In full and without alteration, give the listing again.

:::

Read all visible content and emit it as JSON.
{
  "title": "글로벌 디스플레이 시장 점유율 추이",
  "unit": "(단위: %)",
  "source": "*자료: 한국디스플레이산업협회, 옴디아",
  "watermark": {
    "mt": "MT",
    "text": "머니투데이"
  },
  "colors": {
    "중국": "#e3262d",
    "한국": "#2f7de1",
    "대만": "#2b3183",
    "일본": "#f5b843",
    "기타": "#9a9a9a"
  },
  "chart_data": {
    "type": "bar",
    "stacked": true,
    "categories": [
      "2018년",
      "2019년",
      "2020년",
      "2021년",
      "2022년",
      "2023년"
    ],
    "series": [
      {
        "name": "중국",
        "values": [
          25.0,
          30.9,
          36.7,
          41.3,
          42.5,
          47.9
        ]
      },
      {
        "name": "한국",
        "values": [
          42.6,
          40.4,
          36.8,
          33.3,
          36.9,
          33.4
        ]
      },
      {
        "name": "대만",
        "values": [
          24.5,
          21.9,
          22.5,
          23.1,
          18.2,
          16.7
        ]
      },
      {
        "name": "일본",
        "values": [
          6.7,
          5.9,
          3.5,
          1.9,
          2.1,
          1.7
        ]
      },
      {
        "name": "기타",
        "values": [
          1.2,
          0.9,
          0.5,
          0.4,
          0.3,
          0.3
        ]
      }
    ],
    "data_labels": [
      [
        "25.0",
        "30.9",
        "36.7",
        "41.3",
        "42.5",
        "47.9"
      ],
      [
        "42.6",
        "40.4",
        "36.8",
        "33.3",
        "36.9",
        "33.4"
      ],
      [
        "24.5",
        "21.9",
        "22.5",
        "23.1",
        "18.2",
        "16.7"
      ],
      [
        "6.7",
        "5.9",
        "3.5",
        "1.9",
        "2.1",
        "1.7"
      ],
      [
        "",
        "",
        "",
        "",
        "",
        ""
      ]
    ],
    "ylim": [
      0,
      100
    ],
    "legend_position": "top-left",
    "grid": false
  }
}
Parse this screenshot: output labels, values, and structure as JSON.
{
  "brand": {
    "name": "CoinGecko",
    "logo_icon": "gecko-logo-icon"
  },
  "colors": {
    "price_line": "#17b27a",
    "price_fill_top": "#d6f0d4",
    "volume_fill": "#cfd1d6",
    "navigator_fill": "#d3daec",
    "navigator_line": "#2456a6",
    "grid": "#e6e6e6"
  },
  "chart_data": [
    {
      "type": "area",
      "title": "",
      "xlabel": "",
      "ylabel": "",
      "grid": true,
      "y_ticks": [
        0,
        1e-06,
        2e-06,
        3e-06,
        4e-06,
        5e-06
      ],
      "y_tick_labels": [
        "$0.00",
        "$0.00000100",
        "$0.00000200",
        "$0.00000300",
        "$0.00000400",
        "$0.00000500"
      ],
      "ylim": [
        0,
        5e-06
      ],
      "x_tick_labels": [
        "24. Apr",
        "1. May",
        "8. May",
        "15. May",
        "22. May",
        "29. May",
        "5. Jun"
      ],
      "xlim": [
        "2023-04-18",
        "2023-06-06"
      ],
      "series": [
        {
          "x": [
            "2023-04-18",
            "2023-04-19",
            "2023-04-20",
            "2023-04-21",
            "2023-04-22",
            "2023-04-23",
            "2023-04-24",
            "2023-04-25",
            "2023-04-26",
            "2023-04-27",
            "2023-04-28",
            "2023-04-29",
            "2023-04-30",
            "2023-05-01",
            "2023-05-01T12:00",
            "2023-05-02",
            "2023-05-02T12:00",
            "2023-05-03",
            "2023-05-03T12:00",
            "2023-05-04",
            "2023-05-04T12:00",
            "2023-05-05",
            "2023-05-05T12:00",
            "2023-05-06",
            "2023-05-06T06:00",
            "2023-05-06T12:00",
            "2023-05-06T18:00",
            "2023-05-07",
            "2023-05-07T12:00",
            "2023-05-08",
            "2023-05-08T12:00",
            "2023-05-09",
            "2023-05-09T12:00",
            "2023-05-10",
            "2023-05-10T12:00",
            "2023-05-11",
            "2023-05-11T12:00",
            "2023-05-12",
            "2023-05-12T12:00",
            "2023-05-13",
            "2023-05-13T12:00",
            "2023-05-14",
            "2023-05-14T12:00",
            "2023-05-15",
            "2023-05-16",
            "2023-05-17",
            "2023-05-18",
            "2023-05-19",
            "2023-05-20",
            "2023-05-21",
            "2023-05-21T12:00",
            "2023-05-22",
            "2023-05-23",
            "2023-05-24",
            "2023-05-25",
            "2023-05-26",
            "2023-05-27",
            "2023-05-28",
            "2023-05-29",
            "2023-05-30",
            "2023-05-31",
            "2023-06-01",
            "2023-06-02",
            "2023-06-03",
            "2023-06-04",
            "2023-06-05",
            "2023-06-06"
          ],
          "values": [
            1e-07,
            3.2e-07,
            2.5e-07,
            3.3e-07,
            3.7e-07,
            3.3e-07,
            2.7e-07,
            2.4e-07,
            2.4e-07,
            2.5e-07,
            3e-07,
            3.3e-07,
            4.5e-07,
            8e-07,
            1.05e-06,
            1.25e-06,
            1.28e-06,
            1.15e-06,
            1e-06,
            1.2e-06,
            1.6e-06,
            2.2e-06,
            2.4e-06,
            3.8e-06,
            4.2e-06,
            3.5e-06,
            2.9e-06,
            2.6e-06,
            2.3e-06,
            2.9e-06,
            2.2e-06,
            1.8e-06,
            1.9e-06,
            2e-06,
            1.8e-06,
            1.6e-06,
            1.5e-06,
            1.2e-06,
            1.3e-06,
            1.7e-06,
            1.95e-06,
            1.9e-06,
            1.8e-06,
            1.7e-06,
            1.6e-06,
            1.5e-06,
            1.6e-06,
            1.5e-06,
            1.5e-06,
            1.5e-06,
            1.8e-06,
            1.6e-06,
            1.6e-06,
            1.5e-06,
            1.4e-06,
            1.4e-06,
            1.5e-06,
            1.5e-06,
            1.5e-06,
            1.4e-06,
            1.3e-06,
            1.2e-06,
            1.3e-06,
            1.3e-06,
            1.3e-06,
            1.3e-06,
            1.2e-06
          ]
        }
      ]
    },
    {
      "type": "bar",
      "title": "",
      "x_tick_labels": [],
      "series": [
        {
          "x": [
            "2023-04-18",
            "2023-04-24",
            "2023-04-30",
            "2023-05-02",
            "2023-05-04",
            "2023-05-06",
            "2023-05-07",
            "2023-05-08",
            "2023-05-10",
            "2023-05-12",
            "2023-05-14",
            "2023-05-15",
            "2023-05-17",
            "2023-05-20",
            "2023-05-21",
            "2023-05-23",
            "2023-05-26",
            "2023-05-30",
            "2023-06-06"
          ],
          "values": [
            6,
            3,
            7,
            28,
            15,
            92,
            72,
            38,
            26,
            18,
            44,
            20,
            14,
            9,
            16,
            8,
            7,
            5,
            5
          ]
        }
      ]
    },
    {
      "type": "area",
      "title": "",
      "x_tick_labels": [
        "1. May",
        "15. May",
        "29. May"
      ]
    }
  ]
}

:::

• **COMPLETE ANSWER**:
Read all visible content and emit it as JSON.
{
  "title": "글로벌 디스플레이 시장 점유율 추이",
  "unit": "(단위: %)",
  "source": "*자료: 한국디스플레이산업협회, 옴디아",
  "watermark": {
    "mt": "MT",
    "text": "머니투데이"
  },
  "colors": {
    "중국": "#e3262d",
    "한국": "#2f7de1",
    "대만": "#2b3183",
    "일본": "#f5b843",
    "기타": "#9a9a9a"
  },
  "chart_data": {
    "type": "bar",
    "stacked": true,
    "categories": [
      "2018년",
      "2019년",
      "2020년",
      "2021년",
      "2022년",
      "2023년"
    ],
    "series": [
      {
        "name": "중국",
        "values": [
          25.0,
          30.9,
          36.7,
          41.3,
          42.5,
          47.9
        ]
      },
      {
        "name": "한국",
        "values": [
          42.6,
          40.4,
          36.8,
          33.3,
          36.9,
          33.4
        ]
      },
      {
        "name": "대만",
        "values": [
          24.5,
          21.9,
          22.5,
          23.1,
          18.2,
          16.7
        ]
      },
      {
        "name": "일본",
        "values": [
          6.7,
          5.9,
          3.5,
          1.9,
          2.1,
          1.7
        ]
      },
      {
        "name": "기타",
        "values": [
          1.2,
          0.9,
          0.5,
          0.4,
          0.3,
          0.3
        ]
      }
    ],
    "data_labels": [
      [
        "25.0",
        "30.9",
        "36.7",
        "41.3",
        "42.5",
        "47.9"
      ],
      [
        "42.6",
        "40.4",
        "36.8",
        "33.3",
        "36.9",
        "33.4"
      ],
      [
        "24.5",
        "21.9",
        "22.5",
        "23.1",
        "18.2",
        "16.7"
      ],
      [
        "6.7",
        "5.9",
        "3.5",
        "1.9",
        "2.1",
        "1.7"
      ],
      [
        "",
        "",
        "",
        "",
        "",
        ""
      ]
    ],
    "ylim": [
      0,
      100
    ],
    "legend_position": "top-left",
    "grid": false
  }
}
Parse this screenshot: output labels, values, and structure as JSON.
{
  "brand": {
    "name": "CoinGecko",
    "logo_icon": "gecko-logo-icon"
  },
  "colors": {
    "price_line": "#17b27a",
    "price_fill_top": "#d6f0d4",
    "volume_fill": "#cfd1d6",
    "navigator_fill": "#d3daec",
    "navigator_line": "#2456a6",
    "grid": "#e6e6e6"
  },
  "chart_data": [
    {
      "type": "area",
      "title": "",
      "xlabel": "",
      "ylabel": "",
      "grid": true,
      "y_ticks": [
        0,
        1e-06,
        2e-06,
        3e-06,
        4e-06,
        5e-06
      ],
      "y_tick_labels": [
        "$0.00",
        "$0.00000100",
        "$0.00000200",
        "$0.00000300",
        "$0.00000400",
        "$0.00000500"
      ],
      "ylim": [
        0,
        5e-06
      ],
      "x_tick_labels": [
        "24. Apr",
        "1. May",
        "8. May",
        "15. May",
        "22. May",
        "29. May",
        "5. Jun"
      ],
      "xlim": [
        "2023-04-18",
        "2023-06-06"
      ],
      "series": [
        {
          "x": [
            "2023-04-18",
            "2023-04-19",
            "2023-04-20",
            "2023-04-21",
            "2023-04-22",
            "2023-04-23",
            "2023-04-24",
            "2023-04-25",
            "2023-04-26",
            "2023-04-27",
            "2023-04-28",
            "2023-04-29",
            "2023-04-30",
            "2023-05-01",
            "2023-05-01T12:00",
            "2023-05-02",
            "2023-05-02T12:00",
            "2023-05-03",
            "2023-05-03T12:00",
            "2023-05-04",
            "2023-05-04T12:00",
            "2023-05-05",
            "2023-05-05T12:00",
            "2023-05-06",
            "2023-05-06T06:00",
            "2023-05-06T12:00",
            "2023-05-06T18:00",
            "2023-05-07",
            "2023-05-07T12:00",
            "2023-05-08",
            "2023-05-08T12:00",
            "2023-05-09",
            "2023-05-09T12:00",
            "2023-05-10",
            "2023-05-10T12:00",
            "2023-05-11",
            "2023-05-11T12:00",
            "2023-05-12",
            "2023-05-12T12:00",
            "2023-05-13",
            "2023-05-13T12:00",
            "2023-05-14",
            "2023-05-14T12:00",
            "2023-05-15",
            "2023-05-16",
            "2023-05-17",
            "2023-05-18",
            "2023-05-19",
            "2023-05-20",
            "2023-05-21",
            "2023-05-21T12:00",
            "2023-05-22",
            "2023-05-23",
            "2023-05-24",
            "2023-05-25",
            "2023-05-26",
            "2023-05-27",
            "2023-05-28",
            "2023-05-29",
            "2023-05-30",
            "2023-05-31",
            "2023-06-01",
            "2023-06-02",
            "2023-06-03",
            "2023-06-04",
            "2023-06-05",
            "2023-06-06"
          ],
          "values": [
            1e-07,
            3.2e-07,
            2.5e-07,
            3.3e-07,
            3.7e-07,
            3.3e-07,
            2.7e-07,
            2.4e-07,
            2.4e-07,
            2.5e-07,
            3e-07,
            3.3e-07,
            4.5e-07,
            8e-07,
            1.05e-06,
            1.25e-06,
            1.28e-06,
            1.15e-06,
            1e-06,
            1.2e-06,
            1.6e-06,
            2.2e-06,
            2.4e-06,
            3.8e-06,
            4.2e-06,
            3.5e-06,
            2.9e-06,
            2.6e-06,
            2.3e-06,
            2.9e-06,
            2.2e-06,
            1.8e-06,
            1.9e-06,
            2e-06,
            1.8e-06,
            1.6e-06,
            1.5e-06,
            1.2e-06,
            1.3e-06,
            1.7e-06,
            1.95e-06,
            1.9e-06,
            1.8e-06,
            1.7e-06,
            1.6e-06,
            1.5e-06,
            1.6e-06,
            1.5e-06,
            1.5e-06,
            1.5e-06,
            1.8e-06,
            1.6e-06,
            1.6e-06,
            1.5e-06,
            1.4e-06,
            1.4e-06,
            1.5e-06,
            1.5e-06,
            1.5e-06,
            1.4e-06,
            1.3e-06,
            1.2e-06,
            1.3e-06,
            1.3e-06,
            1.3e-06,
            1.3e-06,
            1.2e-06
          ]
        }
      ]
    },
    {
      "type": "bar",
      "title": "",
      "x_tick_labels": [],
      "series": [
        {
          "x": [
            "2023-04-18",
            "2023-04-24",
            "2023-04-30",
            "2023-05-02",
            "2023-05-04",
            "2023-05-06",
            "2023-05-07",
            "2023-05-08",
            "2023-05-10",
            "2023-05-12",
            "2023-05-14",
            "2023-05-15",
            "2023-05-17",
            "2023-05-20",
            "2023-05-21",
            "2023-05-23",
            "2023-05-26",
            "2023-05-30",
            "2023-06-06"
          ],
          "values": [
            6,
            3,
            7,
            28,
            15,
            92,
            72,
            38,
            26,
            18,
            44,
            20,
            14,
            9,
            16,
            8,
            7,
            5,
            5
          ]
        }
      ]
    },
    {
      "type": "area",
      "title": "",
      "x_tick_labels": [
        "1. May",
        "15. May",
        "29. May"
      ]
    }
  ]
}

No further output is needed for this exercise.